## Exercise description
Render every entry exactly as it appears.
== Data entries
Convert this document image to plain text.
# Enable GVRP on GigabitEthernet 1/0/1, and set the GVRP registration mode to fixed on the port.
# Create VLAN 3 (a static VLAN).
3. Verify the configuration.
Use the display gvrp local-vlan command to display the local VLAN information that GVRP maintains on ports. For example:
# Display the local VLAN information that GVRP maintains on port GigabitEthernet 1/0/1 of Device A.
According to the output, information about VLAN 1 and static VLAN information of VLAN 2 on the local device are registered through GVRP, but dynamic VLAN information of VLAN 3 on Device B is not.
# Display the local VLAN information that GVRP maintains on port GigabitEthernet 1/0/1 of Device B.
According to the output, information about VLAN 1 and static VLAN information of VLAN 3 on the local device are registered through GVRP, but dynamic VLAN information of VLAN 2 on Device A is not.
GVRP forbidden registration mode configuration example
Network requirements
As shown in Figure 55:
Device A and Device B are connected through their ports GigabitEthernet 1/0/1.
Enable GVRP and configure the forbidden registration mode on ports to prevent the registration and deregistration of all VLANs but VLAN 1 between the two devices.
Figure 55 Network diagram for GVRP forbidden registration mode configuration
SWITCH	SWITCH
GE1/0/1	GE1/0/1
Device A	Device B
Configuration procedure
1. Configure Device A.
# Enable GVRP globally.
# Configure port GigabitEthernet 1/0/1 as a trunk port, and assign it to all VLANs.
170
====
## Response to the task
Convert this document image to plain text.
# Enable GVRP on GigabitEthernet 1/0/1, and set the GVRP registration mode to fixed on the port.
# Create VLAN 3 (a static VLAN).
3. Verify the configuration.
Use the display gvrp local-vlan command to display the local VLAN information that GVRP maintains on ports. For example:
# Display the local VLAN information that GVRP maintains on port GigabitEthernet 1/0/1 of Device A.
According to the output, information about VLAN 1 and static VLAN information of VLAN 2 on the local device are registered through GVRP, but dynamic VLAN information of VLAN 3 on Device B is not.
# Display the local VLAN information that GVRP maintains on port GigabitEthernet 1/0/1 of Device B.
According to the output, information about VLAN 1 and static VLAN information of VLAN 3 on the local device are registered through GVRP, but dynamic VLAN information of VLAN 2 on Device A is not.
GVRP forbidden registration mode configuration example
Network requirements
As shown in Figure 55:
Device A and Device B are connected through their ports GigabitEthernet 1/0/1.
Enable GVRP and configure the forbidden registration mode on ports to prevent the registration and deregistration of all VLANs but VLAN 1 between the two devices.
Figure 55 Network diagram for GVRP forbidden registration mode configuration
SWITCH	SWITCH
GE1/0/1	GE1/0/1
Device A	Device B
Configuration procedure
1. Configure Device A.
# Enable GVRP globally.
# Configure port GigabitEthernet 1/0/1 as a trunk port, and assign it to all VLANs.
170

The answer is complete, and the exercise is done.